Find the string "протестировать" in the data, then copy every line where it is found.

START

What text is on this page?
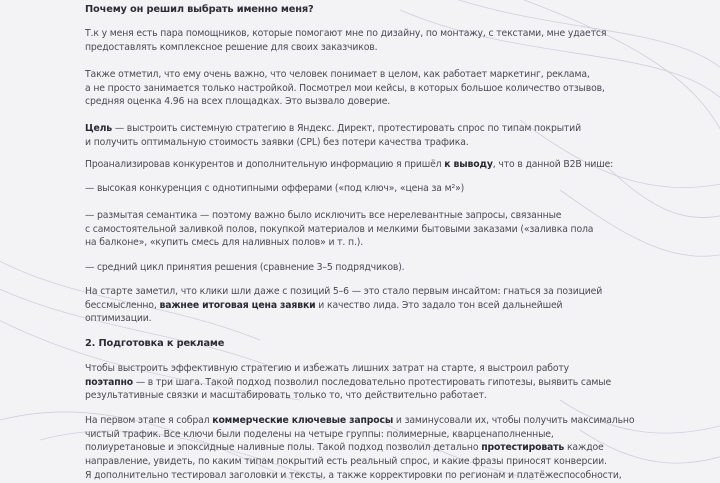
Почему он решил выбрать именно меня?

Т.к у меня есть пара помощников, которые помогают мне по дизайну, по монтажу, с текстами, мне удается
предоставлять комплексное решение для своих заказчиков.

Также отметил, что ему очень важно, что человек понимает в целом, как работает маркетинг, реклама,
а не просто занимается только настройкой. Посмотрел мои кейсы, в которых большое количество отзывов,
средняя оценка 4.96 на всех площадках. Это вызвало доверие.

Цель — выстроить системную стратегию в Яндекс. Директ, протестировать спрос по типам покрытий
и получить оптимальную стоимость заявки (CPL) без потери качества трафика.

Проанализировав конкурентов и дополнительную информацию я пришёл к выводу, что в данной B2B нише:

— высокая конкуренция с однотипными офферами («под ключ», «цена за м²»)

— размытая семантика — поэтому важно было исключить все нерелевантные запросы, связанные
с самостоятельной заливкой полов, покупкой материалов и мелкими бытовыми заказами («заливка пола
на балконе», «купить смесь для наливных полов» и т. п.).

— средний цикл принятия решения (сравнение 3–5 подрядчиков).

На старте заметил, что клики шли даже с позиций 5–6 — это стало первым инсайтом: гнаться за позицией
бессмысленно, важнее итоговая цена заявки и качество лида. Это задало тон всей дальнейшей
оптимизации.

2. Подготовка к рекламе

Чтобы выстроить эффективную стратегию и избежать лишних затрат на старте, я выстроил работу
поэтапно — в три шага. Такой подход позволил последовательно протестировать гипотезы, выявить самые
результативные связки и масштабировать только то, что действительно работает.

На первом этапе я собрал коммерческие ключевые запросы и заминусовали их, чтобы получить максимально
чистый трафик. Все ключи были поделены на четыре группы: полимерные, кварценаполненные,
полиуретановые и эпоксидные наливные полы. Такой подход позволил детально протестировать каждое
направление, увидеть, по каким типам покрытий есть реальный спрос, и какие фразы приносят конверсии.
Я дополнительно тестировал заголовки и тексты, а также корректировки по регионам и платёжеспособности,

END
START

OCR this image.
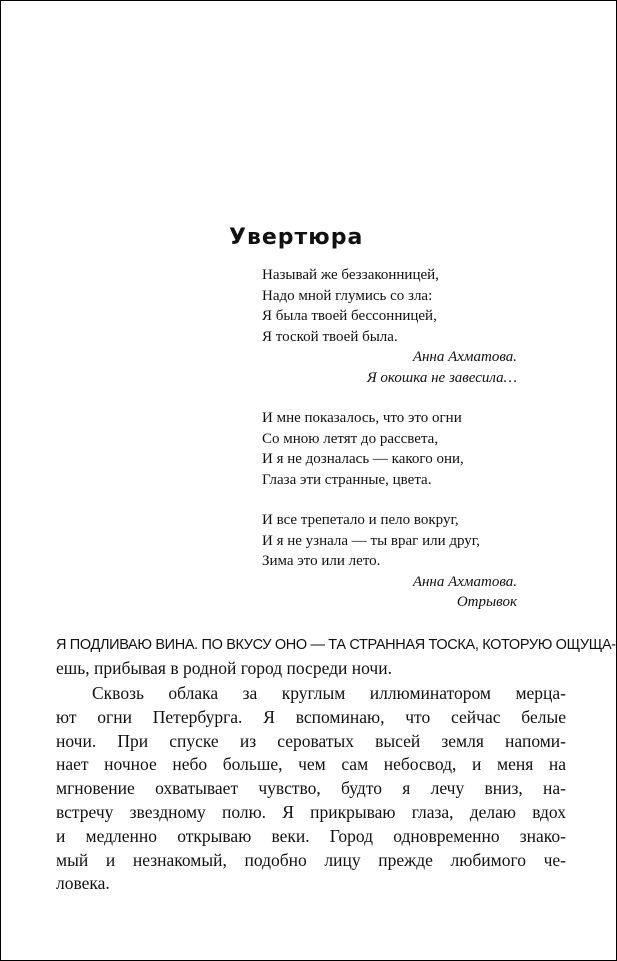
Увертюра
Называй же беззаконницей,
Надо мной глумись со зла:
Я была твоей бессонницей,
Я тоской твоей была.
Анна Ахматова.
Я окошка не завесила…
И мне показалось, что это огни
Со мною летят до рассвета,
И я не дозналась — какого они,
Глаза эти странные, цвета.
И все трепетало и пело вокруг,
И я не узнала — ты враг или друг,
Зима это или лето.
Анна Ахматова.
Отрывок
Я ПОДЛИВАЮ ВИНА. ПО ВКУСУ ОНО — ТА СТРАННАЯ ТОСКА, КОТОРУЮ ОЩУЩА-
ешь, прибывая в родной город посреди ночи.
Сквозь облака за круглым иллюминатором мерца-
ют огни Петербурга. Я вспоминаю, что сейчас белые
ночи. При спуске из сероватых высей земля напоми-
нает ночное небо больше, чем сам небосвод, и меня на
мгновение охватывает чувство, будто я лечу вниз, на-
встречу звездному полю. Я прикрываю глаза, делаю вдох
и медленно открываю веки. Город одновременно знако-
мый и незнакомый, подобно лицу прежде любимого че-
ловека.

END

→ Correct result:
Цель — выстроить системную стратегию в Яндекс. Директ, протестировать спрос по типам покрытий
поэтапно — в три шага. Такой подход позволил последовательно протестировать гипотезы, выявить самые
полиуретановые и эпоксидные наливные полы. Такой подход позволил детально протестировать каждое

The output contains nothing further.